What is expected: Output every record below exactly as it appears.

Listing:
━━━━
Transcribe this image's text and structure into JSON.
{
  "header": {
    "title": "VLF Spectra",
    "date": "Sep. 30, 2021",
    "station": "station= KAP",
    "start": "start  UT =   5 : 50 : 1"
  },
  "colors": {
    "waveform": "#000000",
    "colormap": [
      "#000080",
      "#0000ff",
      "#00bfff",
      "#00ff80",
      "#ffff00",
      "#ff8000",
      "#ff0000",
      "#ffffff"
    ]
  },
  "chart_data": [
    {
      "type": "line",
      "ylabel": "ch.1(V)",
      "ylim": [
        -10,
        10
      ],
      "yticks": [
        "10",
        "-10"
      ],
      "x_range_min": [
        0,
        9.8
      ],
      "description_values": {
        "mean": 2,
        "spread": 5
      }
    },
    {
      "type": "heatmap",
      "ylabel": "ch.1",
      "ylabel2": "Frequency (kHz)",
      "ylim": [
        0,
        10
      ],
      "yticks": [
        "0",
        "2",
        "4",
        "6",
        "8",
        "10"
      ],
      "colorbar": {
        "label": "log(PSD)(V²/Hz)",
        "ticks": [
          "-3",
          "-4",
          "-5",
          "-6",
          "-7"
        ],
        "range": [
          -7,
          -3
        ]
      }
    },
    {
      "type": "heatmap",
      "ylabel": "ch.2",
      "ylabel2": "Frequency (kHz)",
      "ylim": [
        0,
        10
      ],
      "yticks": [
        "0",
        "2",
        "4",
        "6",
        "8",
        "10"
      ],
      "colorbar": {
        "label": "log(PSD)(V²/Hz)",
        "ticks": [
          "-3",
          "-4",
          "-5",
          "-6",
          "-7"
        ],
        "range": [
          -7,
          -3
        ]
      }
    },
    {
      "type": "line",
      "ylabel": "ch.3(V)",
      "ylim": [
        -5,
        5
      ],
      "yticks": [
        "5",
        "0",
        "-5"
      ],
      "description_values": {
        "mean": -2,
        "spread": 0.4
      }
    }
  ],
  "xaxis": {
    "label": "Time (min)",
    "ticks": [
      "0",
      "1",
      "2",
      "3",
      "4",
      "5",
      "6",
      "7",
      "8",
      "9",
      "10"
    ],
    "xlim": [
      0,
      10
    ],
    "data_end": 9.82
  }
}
━━━━
Result of this task:
Transcribe this image's text and structure into JSON.
{
  "header": {
    "title": "VLF Spectra",
    "date": "Sep. 30, 2021",
    "station": "station= KAP",
    "start": "start  UT =   5 : 50 : 1"
  },
  "colors": {
    "waveform": "#000000",
    "colormap": [
      "#000080",
      "#0000ff",
      "#00bfff",
      "#00ff80",
      "#ffff00",
      "#ff8000",
      "#ff0000",
      "#ffffff"
    ]
  },
  "chart_data": [
    {
      "type": "line",
      "ylabel": "ch.1(V)",
      "ylim": [
        -10,
        10
      ],
      "yticks": [
        "10",
        "-10"
      ],
      "x_range_min": [
        0,
        9.8
      ],
      "description_values": {
        "mean": 2,
        "spread": 5
      }
    },
    {
      "type": "heatmap",
      "ylabel": "ch.1",
      "ylabel2": "Frequency (kHz)",
      "ylim": [
        0,
        10
      ],
      "yticks": [
        "0",
        "2",
        "4",
        "6",
        "8",
        "10"
      ],
      "colorbar": {
        "label": "log(PSD)(V²/Hz)",
        "ticks": [
          "-3",
          "-4",
          "-5",
          "-6",
          "-7"
        ],
        "range": [
          -7,
          -3
        ]
      }
    },
    {
      "type": "heatmap",
      "ylabel": "ch.2",
      "ylabel2": "Frequency (kHz)",
      "ylim": [
        0,
        10
      ],
      "yticks": [
        "0",
        "2",
        "4",
        "6",
        "8",
        "10"
      ],
      "colorbar": {
        "label": "log(PSD)(V²/Hz)",
        "ticks": [
          "-3",
          "-4",
          "-5",
          "-6",
          "-7"
        ],
        "range": [
          -7,
          -3
        ]
      }
    },
    {
      "type": "line",
      "ylabel": "ch.3(V)",
      "ylim": [
        -5,
        5
      ],
      "yticks": [
        "5",
        "0",
        "-5"
      ],
      "description_values": {
        "mean": -2,
        "spread": 0.4
      }
    }
  ],
  "xaxis": {
    "label": "Time (min)",
    "ticks": [
      "0",
      "1",
      "2",
      "3",
      "4",
      "5",
      "6",
      "7",
      "8",
      "9",
      "10"
    ],
    "xlim": [
      0,
      10
    ],
    "data_end": 9.82
  }
}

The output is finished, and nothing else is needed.